(Stored data)
»»

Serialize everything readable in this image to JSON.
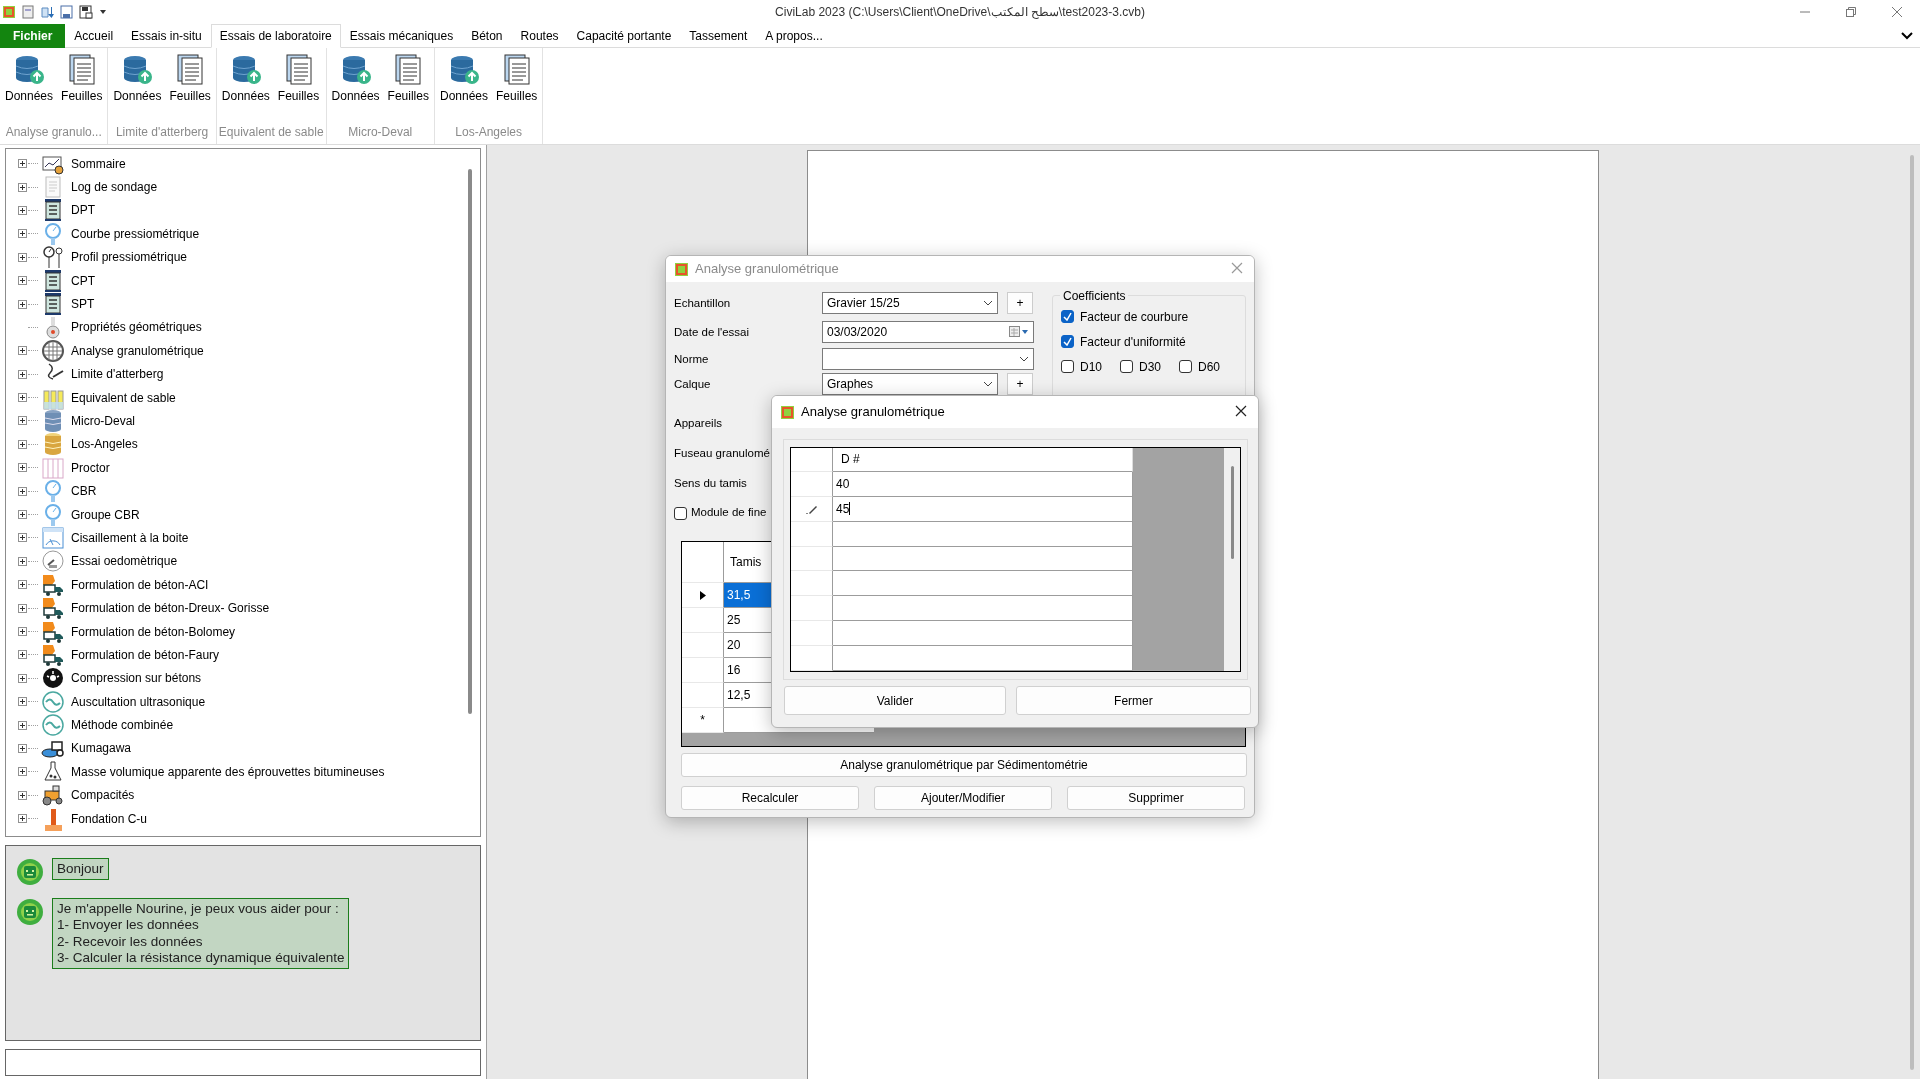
{
  "window": {
    "title": "CiviLab  2023 (C:\\Users\\Client\\OneDrive\\سطح المكتب\\test2023-3.cvb)"
  },
  "ribbon_tabs": [
    {
      "label": "Fichier",
      "kind": "file",
      "selected": false
    },
    {
      "label": "Accueil",
      "kind": "tab",
      "selected": false
    },
    {
      "label": "Essais in-situ",
      "kind": "tab",
      "selected": false
    },
    {
      "label": "Essais de laboratoire",
      "kind": "tab",
      "selected": true
    },
    {
      "label": "Essais mécaniques",
      "kind": "tab",
      "selected": false
    },
    {
      "label": "Béton",
      "kind": "tab",
      "selected": false
    },
    {
      "label": "Routes",
      "kind": "tab",
      "selected": false
    },
    {
      "label": "Capacité portante",
      "kind": "tab",
      "selected": false
    },
    {
      "label": "Tassement",
      "kind": "tab",
      "selected": false
    },
    {
      "label": "A propos...",
      "kind": "tab",
      "selected": false
    }
  ],
  "ribbon_groups": [
    {
      "label": "Analyse granulo...",
      "buttons": [
        {
          "label": "Données",
          "kind": "data"
        },
        {
          "label": "Feuilles",
          "kind": "sheets"
        }
      ]
    },
    {
      "label": "Limite d'atterberg",
      "buttons": [
        {
          "label": "Données",
          "kind": "data"
        },
        {
          "label": "Feuilles",
          "kind": "sheets"
        }
      ]
    },
    {
      "label": "Equivalent de sable",
      "buttons": [
        {
          "label": "Données",
          "kind": "data"
        },
        {
          "label": "Feuilles",
          "kind": "sheets"
        }
      ]
    },
    {
      "label": "Micro-Deval",
      "buttons": [
        {
          "label": "Données",
          "kind": "data"
        },
        {
          "label": "Feuilles",
          "kind": "sheets"
        }
      ]
    },
    {
      "label": "Los-Angeles",
      "buttons": [
        {
          "label": "Données",
          "kind": "data"
        },
        {
          "label": "Feuilles",
          "kind": "sheets"
        }
      ]
    }
  ],
  "tree": [
    {
      "label": "Sommaire",
      "expandable": true
    },
    {
      "label": "Log de sondage",
      "expandable": true
    },
    {
      "label": "DPT",
      "expandable": true
    },
    {
      "label": "Courbe pressiométrique",
      "expandable": true
    },
    {
      "label": "Profil pressiométrique",
      "expandable": true
    },
    {
      "label": "CPT",
      "expandable": true
    },
    {
      "label": "SPT",
      "expandable": true
    },
    {
      "label": "Propriétés géométriques",
      "expandable": false
    },
    {
      "label": "Analyse granulométrique",
      "expandable": true
    },
    {
      "label": "Limite d'atterberg",
      "expandable": true
    },
    {
      "label": "Equivalent de sable",
      "expandable": true
    },
    {
      "label": "Micro-Deval",
      "expandable": true
    },
    {
      "label": "Los-Angeles",
      "expandable": true
    },
    {
      "label": "Proctor",
      "expandable": true
    },
    {
      "label": "CBR",
      "expandable": true
    },
    {
      "label": "Groupe CBR",
      "expandable": true
    },
    {
      "label": "Cisaillement à la boite",
      "expandable": true
    },
    {
      "label": "Essai oedomètrique",
      "expandable": true
    },
    {
      "label": "Formulation de béton-ACI",
      "expandable": true
    },
    {
      "label": "Formulation de béton-Dreux- Gorisse",
      "expandable": true
    },
    {
      "label": "Formulation de béton-Bolomey",
      "expandable": true
    },
    {
      "label": "Formulation de béton-Faury",
      "expandable": true
    },
    {
      "label": "Compression sur bétons",
      "expandable": true
    },
    {
      "label": "Auscultation ultrasonique",
      "expandable": true
    },
    {
      "label": "Méthode combinée",
      "expandable": true
    },
    {
      "label": "Kumagawa",
      "expandable": true
    },
    {
      "label": "Masse volumique apparente des éprouvettes bitumineuses",
      "expandable": true
    },
    {
      "label": "Compacités",
      "expandable": true
    },
    {
      "label": "Fondation C-u",
      "expandable": true
    }
  ],
  "assistant": {
    "messages": [
      "Bonjour",
      "Je m'appelle Nourine, je peux vous aider pour :\n1- Envoyer les données\n2- Recevoir les données\n3- Calculer la résistance dynamique équivalente"
    ]
  },
  "dialog_back": {
    "title": "Analyse granulométrique",
    "active": false,
    "fields": [
      {
        "label": "Echantillon",
        "kind": "combo",
        "value": "Gravier 15/25",
        "add_button": "+"
      },
      {
        "label": "Date de l'essai",
        "kind": "date",
        "value": "03/03/2020"
      },
      {
        "label": "Norme",
        "kind": "combo"
      },
      {
        "label": "Calque",
        "kind": "combo",
        "value": "Graphes",
        "add_button": "+"
      },
      {
        "label": "Appareils",
        "kind": "label"
      },
      {
        "label": "Fuseau granulomé",
        "kind": "label"
      },
      {
        "label": "Sens du tamis",
        "kind": "label"
      },
      {
        "label": "Module de fine",
        "kind": "checkbox",
        "checked": false
      }
    ],
    "coefficients": {
      "title": "Coefficients",
      "checks": [
        {
          "label": "Facteur de courbure",
          "checked": true
        },
        {
          "label": "Facteur d'uniformité",
          "checked": true
        }
      ],
      "d_checks": [
        {
          "label": "D10",
          "checked": false
        },
        {
          "label": "D30",
          "checked": false
        },
        {
          "label": "D60",
          "checked": false
        }
      ]
    },
    "table": {
      "column": "Tamis",
      "new_row_marker": "*",
      "rows": [
        {
          "value": "31,5",
          "selected": true
        },
        {
          "value": "25",
          "selected": false
        },
        {
          "value": "20",
          "selected": false
        },
        {
          "value": "16",
          "selected": false
        },
        {
          "value": "12,5",
          "selected": false
        }
      ]
    },
    "wide_button": "Analyse granulométrique par Sédimentométrie",
    "buttons": [
      "Recalculer",
      "Ajouter/Modifier",
      "Supprimer"
    ]
  },
  "dialog_front": {
    "title": "Analyse granulométrique",
    "active": true,
    "column": "D #",
    "rows": [
      {
        "value": "40",
        "editing": false
      },
      {
        "value": "45",
        "editing": true
      },
      {
        "editing": false
      },
      {
        "editing": false
      },
      {
        "editing": false
      },
      {
        "editing": false
      },
      {
        "editing": false
      },
      {
        "editing": false
      }
    ],
    "buttons": [
      "Valider",
      "Fermer"
    ]
  }
}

««

AIM:
Copy each line of the data that contains the word "Facteur".

SOLUTION BELOW:
          "label": "Facteur de courbure",
          "label": "Facteur d'uniformité",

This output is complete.